-- BEGIN --

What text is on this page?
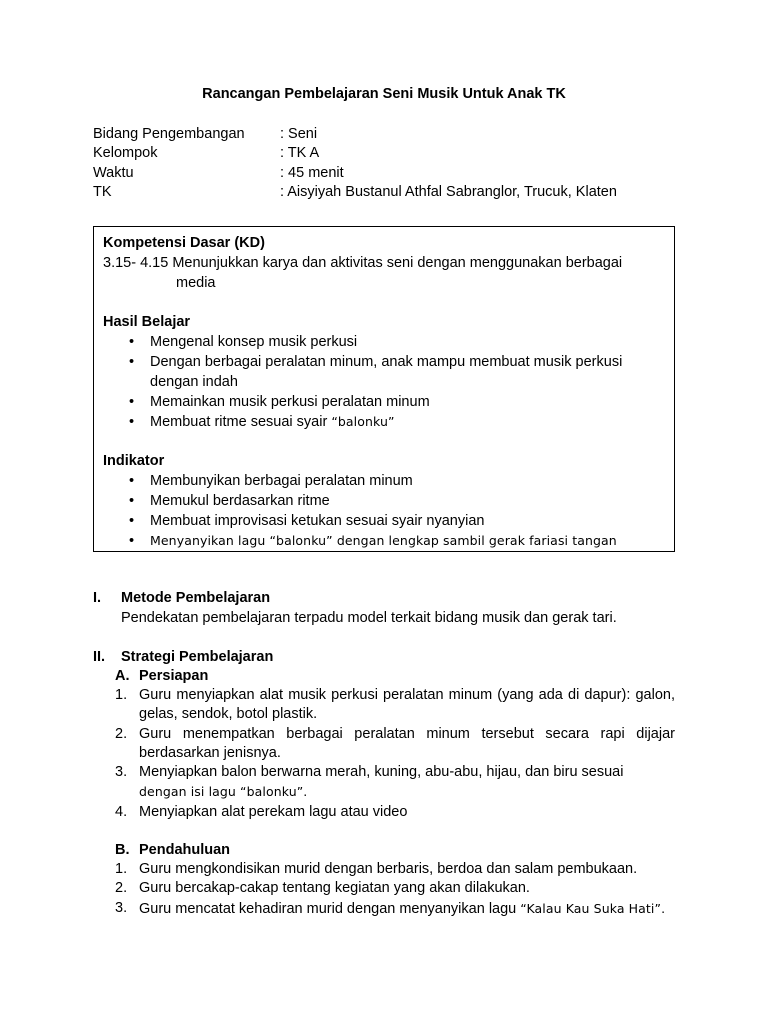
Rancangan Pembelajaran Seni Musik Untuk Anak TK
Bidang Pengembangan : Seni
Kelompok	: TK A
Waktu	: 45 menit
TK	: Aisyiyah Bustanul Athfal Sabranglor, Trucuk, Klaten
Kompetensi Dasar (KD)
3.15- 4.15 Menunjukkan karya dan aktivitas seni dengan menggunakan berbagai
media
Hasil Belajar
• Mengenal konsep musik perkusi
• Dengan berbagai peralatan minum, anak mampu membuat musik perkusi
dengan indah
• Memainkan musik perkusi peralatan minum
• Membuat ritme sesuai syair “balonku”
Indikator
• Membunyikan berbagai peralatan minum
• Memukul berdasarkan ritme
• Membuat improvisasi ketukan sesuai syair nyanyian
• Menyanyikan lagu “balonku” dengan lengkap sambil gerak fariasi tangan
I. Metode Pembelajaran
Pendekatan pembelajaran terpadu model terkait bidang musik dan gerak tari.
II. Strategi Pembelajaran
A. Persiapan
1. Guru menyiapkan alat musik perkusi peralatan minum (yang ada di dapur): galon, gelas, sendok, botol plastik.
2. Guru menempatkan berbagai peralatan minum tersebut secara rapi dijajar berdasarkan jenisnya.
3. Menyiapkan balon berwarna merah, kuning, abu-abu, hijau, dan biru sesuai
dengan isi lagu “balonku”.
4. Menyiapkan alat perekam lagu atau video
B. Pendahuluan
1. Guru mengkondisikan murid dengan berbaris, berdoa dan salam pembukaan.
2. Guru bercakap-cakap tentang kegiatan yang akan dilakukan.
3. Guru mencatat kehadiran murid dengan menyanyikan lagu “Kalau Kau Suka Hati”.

-- END --
-- BEGIN --

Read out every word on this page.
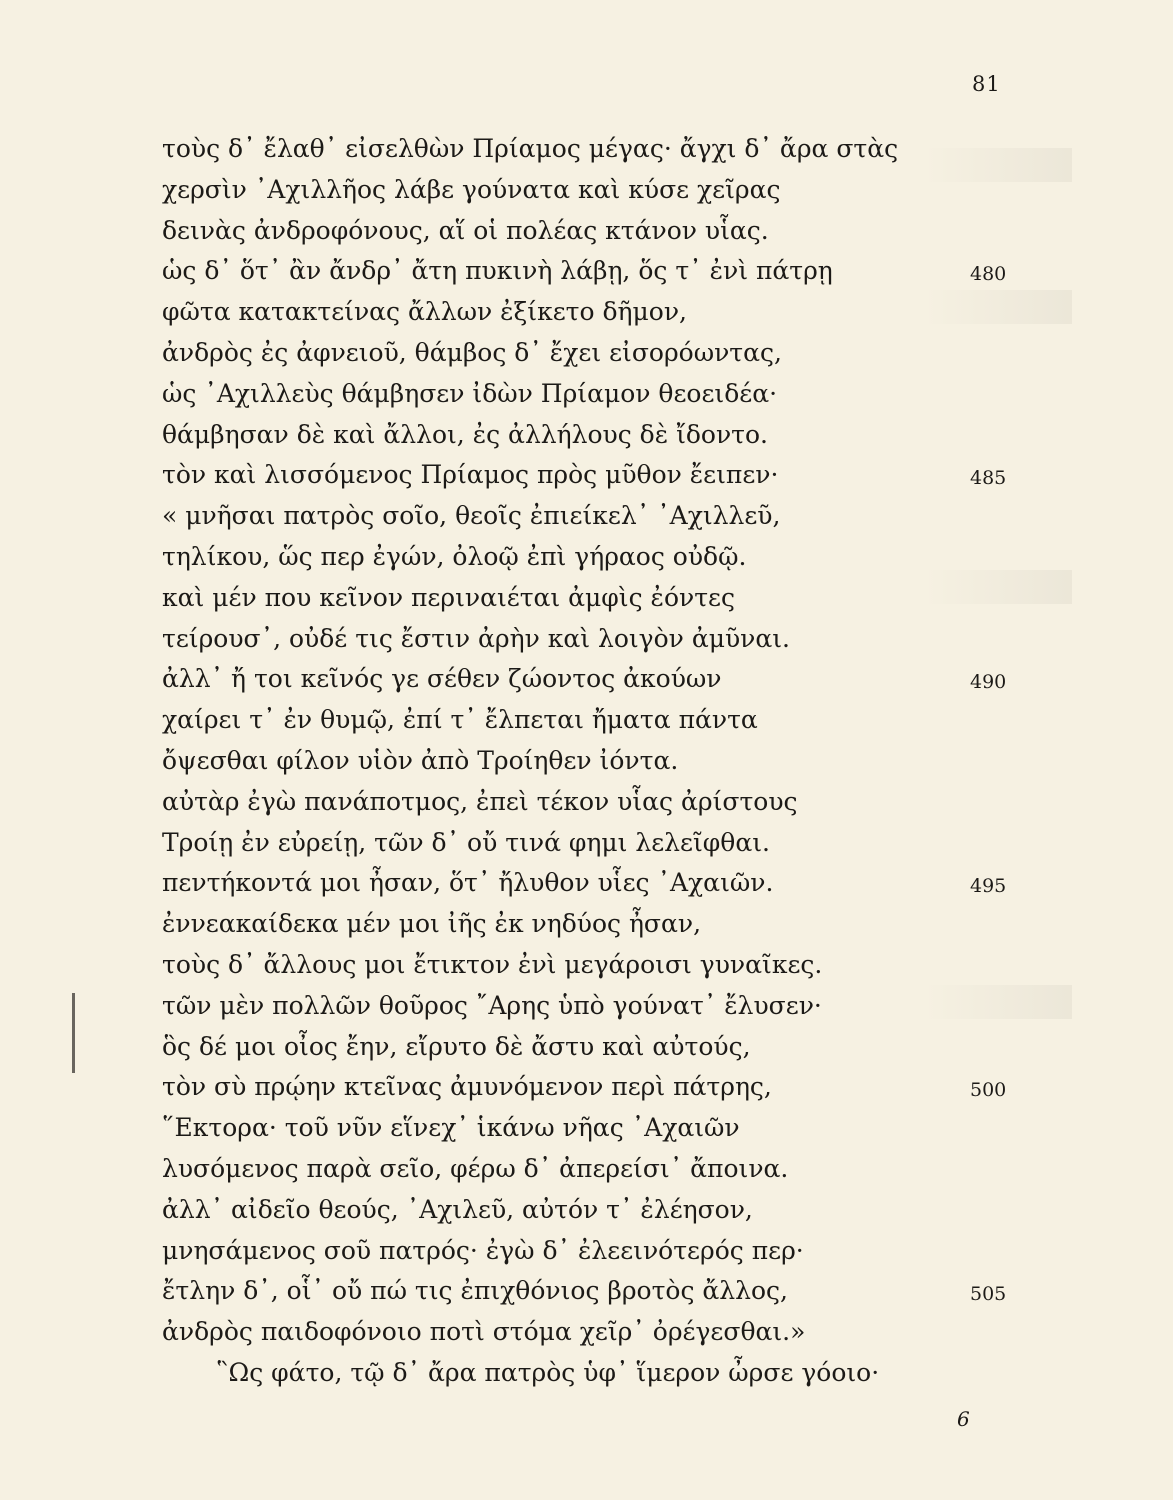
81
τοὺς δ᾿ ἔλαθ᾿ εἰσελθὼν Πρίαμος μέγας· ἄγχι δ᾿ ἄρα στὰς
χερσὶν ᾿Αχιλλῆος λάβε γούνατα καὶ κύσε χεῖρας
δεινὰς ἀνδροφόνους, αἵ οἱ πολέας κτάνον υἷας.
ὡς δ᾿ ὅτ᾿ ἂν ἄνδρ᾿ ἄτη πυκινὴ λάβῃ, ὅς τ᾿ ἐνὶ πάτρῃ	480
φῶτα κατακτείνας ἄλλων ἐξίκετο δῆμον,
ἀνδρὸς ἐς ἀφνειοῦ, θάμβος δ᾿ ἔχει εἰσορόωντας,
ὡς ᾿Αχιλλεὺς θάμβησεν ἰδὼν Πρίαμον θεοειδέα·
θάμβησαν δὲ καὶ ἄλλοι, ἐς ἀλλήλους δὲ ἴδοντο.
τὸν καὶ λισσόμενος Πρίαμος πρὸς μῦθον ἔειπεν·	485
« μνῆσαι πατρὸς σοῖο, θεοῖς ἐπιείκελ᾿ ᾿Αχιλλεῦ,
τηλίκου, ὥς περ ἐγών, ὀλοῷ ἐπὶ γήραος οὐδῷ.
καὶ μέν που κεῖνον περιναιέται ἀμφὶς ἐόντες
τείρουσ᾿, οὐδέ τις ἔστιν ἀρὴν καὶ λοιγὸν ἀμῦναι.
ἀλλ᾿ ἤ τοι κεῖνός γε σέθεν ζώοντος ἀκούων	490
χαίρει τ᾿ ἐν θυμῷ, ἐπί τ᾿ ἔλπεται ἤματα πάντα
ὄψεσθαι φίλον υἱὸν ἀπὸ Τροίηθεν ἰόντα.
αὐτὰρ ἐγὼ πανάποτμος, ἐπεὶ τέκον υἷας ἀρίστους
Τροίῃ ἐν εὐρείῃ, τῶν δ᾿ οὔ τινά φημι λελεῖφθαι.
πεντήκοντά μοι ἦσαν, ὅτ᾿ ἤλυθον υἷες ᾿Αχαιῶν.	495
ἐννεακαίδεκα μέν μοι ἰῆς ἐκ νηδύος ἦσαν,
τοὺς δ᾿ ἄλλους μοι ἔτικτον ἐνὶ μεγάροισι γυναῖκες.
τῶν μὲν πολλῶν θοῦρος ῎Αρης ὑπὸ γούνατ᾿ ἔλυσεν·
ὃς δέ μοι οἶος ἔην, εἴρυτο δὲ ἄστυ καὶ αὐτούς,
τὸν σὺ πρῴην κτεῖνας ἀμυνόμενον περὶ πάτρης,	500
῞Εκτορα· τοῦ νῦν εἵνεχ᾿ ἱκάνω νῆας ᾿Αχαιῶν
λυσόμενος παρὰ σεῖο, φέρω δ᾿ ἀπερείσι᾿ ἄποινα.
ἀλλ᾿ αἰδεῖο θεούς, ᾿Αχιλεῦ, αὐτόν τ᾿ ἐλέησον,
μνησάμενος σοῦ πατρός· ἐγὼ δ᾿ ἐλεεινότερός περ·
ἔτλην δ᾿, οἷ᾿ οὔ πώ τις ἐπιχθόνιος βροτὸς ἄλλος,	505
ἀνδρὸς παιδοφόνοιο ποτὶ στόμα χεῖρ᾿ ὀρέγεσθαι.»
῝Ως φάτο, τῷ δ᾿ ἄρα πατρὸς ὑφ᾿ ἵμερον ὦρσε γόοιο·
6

-- END --

How many of the lines above hold "Πρίαμος"? Answer with only the number.

2